▶ [INSTRUCTIONS TO FOLLOW]:
Reproduce, without any change, the stretch of the listing from the line containing "row-label: WAIST(IN.) xyxy=(40,589,251,633)" through the line containing "size-value-cell: 37 xyxy=(937,329,1043,365)", both included, and nothing else.

## begin GIVEN DATA

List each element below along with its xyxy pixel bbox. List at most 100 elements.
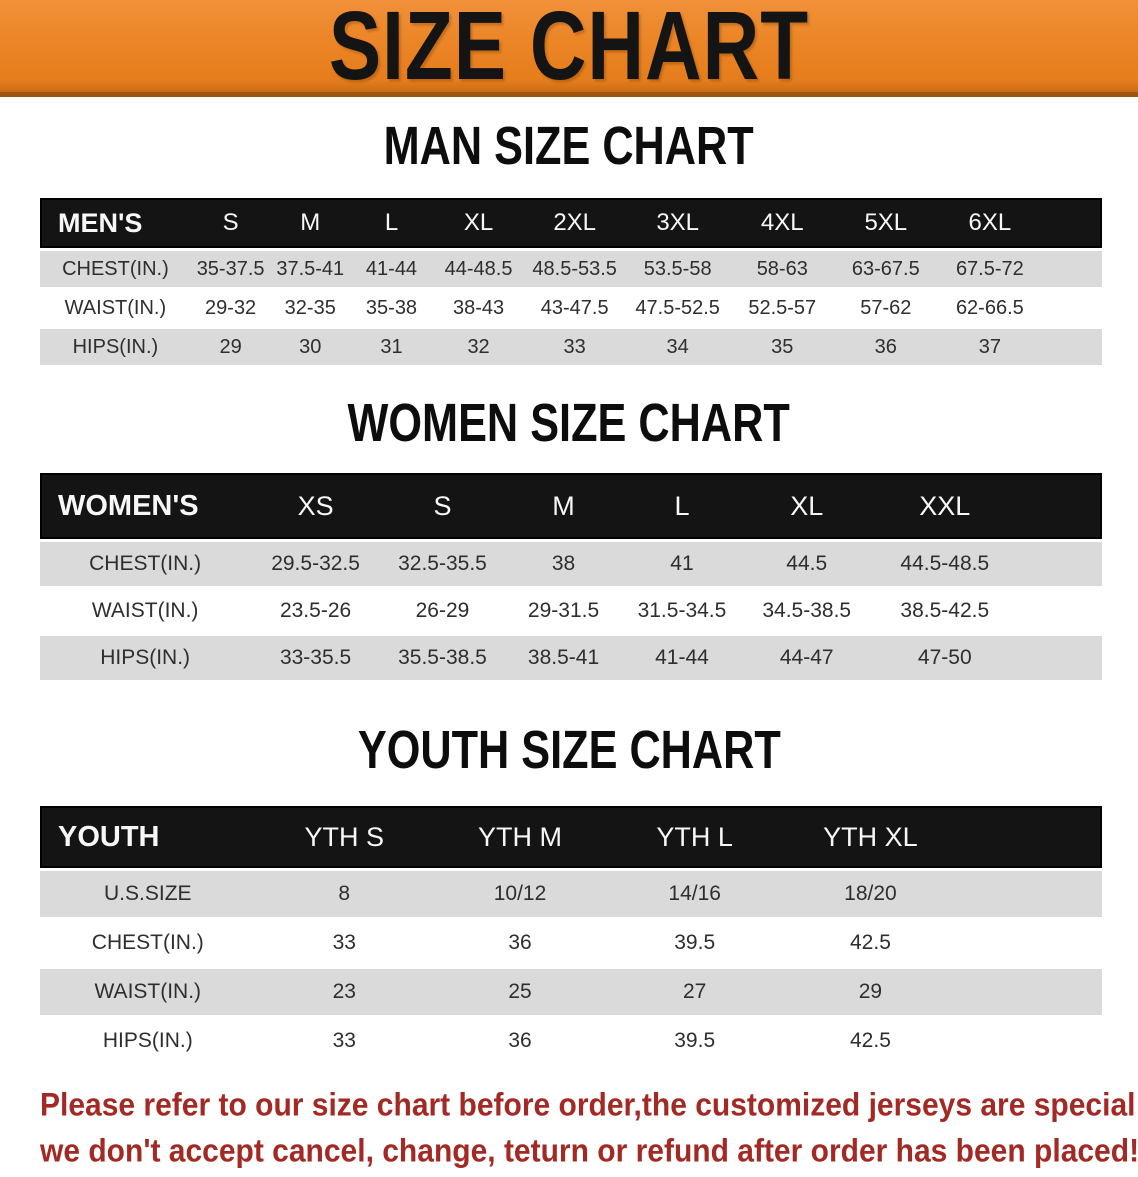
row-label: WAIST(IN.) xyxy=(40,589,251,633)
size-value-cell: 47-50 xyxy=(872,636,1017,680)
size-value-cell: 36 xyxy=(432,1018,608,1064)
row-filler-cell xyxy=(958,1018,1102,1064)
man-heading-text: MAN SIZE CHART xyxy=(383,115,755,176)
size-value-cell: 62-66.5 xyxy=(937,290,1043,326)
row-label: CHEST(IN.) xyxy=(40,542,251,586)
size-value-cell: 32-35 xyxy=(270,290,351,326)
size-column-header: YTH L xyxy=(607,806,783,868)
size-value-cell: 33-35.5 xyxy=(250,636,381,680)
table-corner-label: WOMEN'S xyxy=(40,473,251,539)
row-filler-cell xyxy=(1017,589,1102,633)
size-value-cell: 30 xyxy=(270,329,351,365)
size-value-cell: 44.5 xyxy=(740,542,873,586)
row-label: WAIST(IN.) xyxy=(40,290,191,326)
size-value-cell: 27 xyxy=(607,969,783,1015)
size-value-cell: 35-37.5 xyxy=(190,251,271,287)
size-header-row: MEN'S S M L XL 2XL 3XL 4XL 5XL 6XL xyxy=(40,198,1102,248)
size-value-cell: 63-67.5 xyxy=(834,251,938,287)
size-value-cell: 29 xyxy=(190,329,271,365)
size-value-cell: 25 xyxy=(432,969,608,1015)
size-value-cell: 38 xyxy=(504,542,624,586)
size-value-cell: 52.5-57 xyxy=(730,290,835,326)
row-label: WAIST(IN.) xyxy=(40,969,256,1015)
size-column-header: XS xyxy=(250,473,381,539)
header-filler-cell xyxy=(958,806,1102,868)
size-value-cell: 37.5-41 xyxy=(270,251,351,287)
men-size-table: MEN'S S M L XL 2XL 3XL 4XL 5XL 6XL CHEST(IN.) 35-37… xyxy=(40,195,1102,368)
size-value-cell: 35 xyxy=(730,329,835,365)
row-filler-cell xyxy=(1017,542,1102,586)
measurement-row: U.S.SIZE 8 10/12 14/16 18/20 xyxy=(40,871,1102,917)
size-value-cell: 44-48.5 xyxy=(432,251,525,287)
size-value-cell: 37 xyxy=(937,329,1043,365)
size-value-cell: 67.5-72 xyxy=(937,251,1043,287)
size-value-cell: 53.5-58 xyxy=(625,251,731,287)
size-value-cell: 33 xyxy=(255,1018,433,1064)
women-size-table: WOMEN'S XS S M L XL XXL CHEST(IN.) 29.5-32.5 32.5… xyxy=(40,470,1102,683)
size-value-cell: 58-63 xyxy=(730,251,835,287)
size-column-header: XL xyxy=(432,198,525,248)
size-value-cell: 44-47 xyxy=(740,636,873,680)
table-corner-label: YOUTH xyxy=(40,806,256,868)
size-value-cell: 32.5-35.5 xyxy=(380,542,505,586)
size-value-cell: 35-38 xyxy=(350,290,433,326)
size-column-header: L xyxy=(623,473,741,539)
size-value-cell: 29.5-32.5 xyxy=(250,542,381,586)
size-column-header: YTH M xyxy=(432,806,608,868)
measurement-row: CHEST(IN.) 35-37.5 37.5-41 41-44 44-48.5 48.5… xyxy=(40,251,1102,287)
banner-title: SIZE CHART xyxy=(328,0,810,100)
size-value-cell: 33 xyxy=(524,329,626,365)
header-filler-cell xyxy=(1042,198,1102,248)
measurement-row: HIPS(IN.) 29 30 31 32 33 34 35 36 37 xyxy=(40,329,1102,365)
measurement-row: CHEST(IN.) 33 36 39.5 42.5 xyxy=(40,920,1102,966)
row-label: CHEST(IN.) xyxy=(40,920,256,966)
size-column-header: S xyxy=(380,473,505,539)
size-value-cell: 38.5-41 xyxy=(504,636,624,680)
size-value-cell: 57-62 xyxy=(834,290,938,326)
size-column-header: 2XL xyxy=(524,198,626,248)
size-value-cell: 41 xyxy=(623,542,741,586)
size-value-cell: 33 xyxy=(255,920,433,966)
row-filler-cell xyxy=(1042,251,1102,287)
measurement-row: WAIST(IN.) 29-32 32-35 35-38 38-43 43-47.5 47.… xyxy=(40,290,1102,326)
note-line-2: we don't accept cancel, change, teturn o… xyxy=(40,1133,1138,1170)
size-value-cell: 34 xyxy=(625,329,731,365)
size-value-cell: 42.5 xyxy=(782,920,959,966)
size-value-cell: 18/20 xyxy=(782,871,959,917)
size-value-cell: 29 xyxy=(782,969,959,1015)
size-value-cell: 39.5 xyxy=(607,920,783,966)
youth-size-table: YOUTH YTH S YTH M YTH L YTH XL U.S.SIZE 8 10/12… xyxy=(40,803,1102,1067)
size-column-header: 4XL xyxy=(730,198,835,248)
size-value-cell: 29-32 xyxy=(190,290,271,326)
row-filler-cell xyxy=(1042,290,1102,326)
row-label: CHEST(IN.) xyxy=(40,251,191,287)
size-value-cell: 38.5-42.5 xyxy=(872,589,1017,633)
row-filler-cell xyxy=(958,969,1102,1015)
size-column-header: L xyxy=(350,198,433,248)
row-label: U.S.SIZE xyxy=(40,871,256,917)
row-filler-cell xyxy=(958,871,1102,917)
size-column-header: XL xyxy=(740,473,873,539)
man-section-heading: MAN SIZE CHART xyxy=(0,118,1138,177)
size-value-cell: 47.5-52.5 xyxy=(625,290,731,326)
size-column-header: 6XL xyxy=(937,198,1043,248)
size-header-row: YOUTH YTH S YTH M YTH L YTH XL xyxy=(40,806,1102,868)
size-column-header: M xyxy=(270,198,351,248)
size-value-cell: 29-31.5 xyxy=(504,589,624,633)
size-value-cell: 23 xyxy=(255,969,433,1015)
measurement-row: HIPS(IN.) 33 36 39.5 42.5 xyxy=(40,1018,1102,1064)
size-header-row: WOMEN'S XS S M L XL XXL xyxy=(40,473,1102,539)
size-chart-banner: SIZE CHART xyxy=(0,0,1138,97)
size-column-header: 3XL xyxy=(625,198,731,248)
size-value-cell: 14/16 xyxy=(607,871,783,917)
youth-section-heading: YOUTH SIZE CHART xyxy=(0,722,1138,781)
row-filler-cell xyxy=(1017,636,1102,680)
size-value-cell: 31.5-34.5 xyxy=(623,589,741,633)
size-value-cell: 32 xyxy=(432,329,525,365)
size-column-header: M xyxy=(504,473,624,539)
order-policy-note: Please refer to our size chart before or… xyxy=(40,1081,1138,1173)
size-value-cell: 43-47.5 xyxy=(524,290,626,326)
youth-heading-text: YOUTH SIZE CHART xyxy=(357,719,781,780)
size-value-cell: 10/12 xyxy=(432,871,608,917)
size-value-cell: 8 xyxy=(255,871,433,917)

## end GIVEN DATA
## begin GIVEN DATA

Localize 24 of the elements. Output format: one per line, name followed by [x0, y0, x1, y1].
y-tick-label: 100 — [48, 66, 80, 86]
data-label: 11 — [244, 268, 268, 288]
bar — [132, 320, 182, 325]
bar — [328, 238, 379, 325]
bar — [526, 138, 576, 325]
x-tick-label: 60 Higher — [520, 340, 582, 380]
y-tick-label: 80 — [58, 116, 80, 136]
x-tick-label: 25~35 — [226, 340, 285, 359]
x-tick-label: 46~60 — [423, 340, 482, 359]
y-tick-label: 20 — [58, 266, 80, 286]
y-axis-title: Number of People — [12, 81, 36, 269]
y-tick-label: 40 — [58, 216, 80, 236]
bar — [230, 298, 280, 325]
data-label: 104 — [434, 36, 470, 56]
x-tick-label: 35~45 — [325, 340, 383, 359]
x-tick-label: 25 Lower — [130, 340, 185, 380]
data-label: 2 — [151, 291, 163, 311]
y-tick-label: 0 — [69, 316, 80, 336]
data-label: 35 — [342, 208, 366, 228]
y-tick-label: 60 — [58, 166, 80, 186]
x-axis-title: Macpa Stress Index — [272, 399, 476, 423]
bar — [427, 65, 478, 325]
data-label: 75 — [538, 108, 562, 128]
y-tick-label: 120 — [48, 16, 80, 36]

## end GIVEN DATA

▶ [SOLVED EXERCISE]:
row-label: WAIST(IN.) xyxy=(40,589,251,633)
size-value-cell: 47-50 xyxy=(872,636,1017,680)
size-value-cell: 36 xyxy=(432,1018,608,1064)
row-filler-cell xyxy=(958,1018,1102,1064)
man-heading-text: MAN SIZE CHART xyxy=(383,115,755,176)
size-value-cell: 62-66.5 xyxy=(937,290,1043,326)
row-label: CHEST(IN.) xyxy=(40,542,251,586)
size-value-cell: 32-35 xyxy=(270,290,351,326)
size-column-header: YTH L xyxy=(607,806,783,868)
size-value-cell: 33-35.5 xyxy=(250,636,381,680)
table-corner-label: WOMEN'S xyxy=(40,473,251,539)
row-filler-cell xyxy=(1017,589,1102,633)
size-value-cell: 30 xyxy=(270,329,351,365)
size-value-cell: 44.5 xyxy=(740,542,873,586)
row-label: WAIST(IN.) xyxy=(40,290,191,326)
size-value-cell: 27 xyxy=(607,969,783,1015)
size-value-cell: 35-37.5 xyxy=(190,251,271,287)
size-header-row: MEN'S S M L XL 2XL 3XL 4XL 5XL 6XL xyxy=(40,198,1102,248)
size-value-cell: 63-67.5 xyxy=(834,251,938,287)
size-value-cell: 29 xyxy=(190,329,271,365)
size-value-cell: 25 xyxy=(432,969,608,1015)
size-value-cell: 38 xyxy=(504,542,624,586)
size-value-cell: 52.5-57 xyxy=(730,290,835,326)
row-label: WAIST(IN.) xyxy=(40,969,256,1015)
size-column-header: XS xyxy=(250,473,381,539)
header-filler-cell xyxy=(958,806,1102,868)
size-value-cell: 37.5-41 xyxy=(270,251,351,287)
men-size-table: MEN'S S M L XL 2XL 3XL 4XL 5XL 6XL CHEST(IN.) 35-37… xyxy=(40,195,1102,368)
size-value-cell: 35 xyxy=(730,329,835,365)
row-filler-cell xyxy=(1017,542,1102,586)
measurement-row: U.S.SIZE 8 10/12 14/16 18/20 xyxy=(40,871,1102,917)
size-value-cell: 44-48.5 xyxy=(432,251,525,287)
size-value-cell: 37 xyxy=(937,329,1043,365)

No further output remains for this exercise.